[Start RECORD EXCERPTS]

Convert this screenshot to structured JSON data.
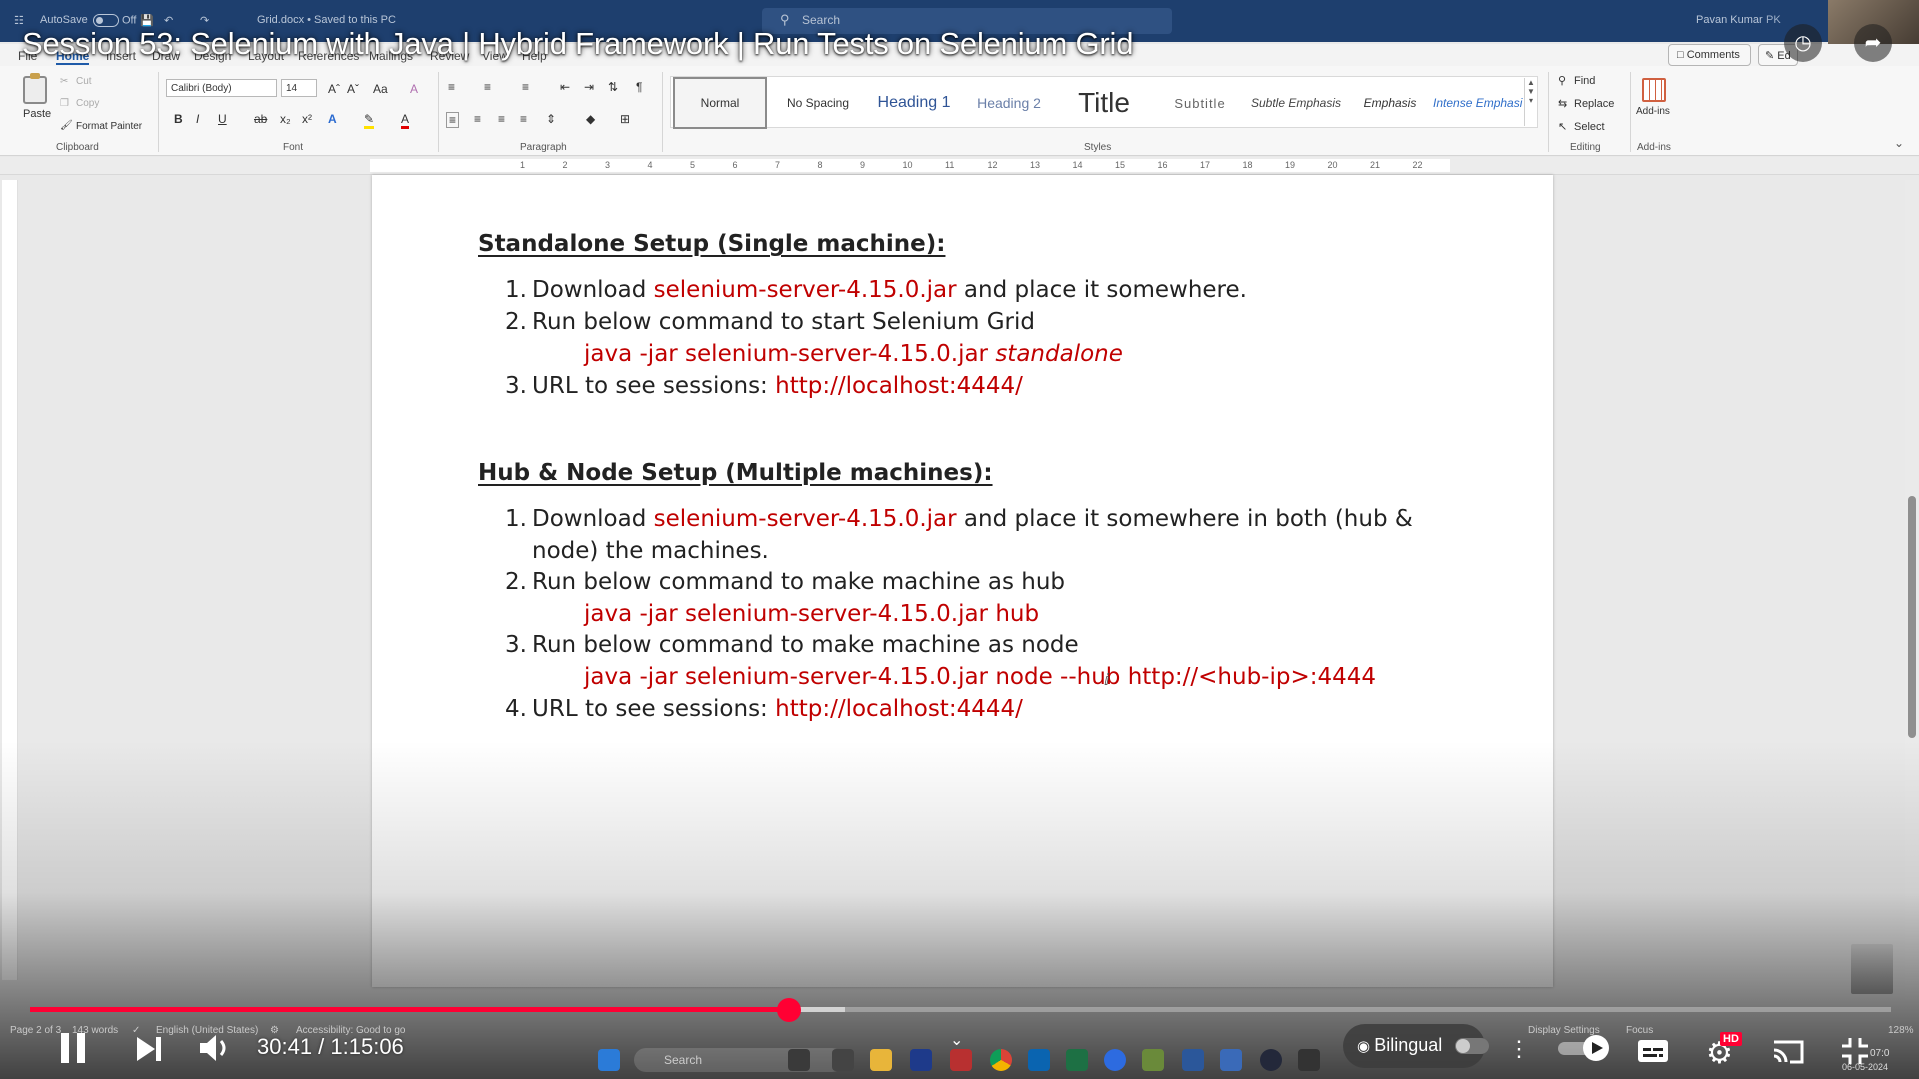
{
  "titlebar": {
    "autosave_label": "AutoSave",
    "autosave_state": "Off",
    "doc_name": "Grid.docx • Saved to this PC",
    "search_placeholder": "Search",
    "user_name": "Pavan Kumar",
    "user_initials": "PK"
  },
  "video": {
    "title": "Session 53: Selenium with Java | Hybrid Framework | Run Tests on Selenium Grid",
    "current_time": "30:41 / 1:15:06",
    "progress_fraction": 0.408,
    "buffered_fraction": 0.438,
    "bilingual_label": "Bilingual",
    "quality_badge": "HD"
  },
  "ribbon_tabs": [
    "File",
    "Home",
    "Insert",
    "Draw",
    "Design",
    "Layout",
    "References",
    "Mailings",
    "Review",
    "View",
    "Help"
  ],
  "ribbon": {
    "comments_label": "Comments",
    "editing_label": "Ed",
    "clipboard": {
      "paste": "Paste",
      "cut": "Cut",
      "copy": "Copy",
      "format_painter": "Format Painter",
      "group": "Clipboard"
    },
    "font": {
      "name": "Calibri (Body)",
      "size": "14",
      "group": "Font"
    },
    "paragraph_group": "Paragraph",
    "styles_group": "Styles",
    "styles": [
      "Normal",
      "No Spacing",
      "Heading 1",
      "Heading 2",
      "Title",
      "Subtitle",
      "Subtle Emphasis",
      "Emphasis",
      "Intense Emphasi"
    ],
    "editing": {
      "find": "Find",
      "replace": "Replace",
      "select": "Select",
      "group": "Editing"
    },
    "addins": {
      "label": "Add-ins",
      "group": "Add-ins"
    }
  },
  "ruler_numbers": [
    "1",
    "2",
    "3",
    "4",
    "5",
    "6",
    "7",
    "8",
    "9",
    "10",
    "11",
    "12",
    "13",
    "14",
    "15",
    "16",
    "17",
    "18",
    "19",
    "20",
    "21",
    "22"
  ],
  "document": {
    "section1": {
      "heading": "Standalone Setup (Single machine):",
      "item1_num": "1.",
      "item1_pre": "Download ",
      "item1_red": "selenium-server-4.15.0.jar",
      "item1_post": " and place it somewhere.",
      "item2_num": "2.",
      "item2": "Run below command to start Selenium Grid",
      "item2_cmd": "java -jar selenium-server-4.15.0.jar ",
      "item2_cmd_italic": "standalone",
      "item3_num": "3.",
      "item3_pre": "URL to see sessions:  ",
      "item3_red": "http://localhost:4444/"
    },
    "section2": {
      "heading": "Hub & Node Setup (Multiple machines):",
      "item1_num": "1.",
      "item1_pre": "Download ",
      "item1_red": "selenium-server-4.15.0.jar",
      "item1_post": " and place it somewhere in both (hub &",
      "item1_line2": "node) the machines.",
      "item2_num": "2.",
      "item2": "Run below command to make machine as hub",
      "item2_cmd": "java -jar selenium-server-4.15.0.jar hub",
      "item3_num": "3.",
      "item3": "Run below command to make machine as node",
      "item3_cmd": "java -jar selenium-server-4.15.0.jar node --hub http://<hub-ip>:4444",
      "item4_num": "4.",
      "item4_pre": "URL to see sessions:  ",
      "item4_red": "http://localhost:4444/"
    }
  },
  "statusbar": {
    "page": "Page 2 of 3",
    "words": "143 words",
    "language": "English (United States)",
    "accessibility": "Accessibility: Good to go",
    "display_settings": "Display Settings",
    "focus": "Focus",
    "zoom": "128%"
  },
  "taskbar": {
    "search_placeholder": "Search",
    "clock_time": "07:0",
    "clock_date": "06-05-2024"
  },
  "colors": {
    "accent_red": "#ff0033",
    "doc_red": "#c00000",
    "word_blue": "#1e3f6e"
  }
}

[End RECORD EXCERPTS]

* **TASK DETAILS**: Track down the lines that include the word "command" and copy them.

* **SOLVED PROBLEM**:
      "item2": "Run below command to start Selenium Grid",
      "item2": "Run below command to make machine as hub",
      "item3": "Run below command to make machine as node",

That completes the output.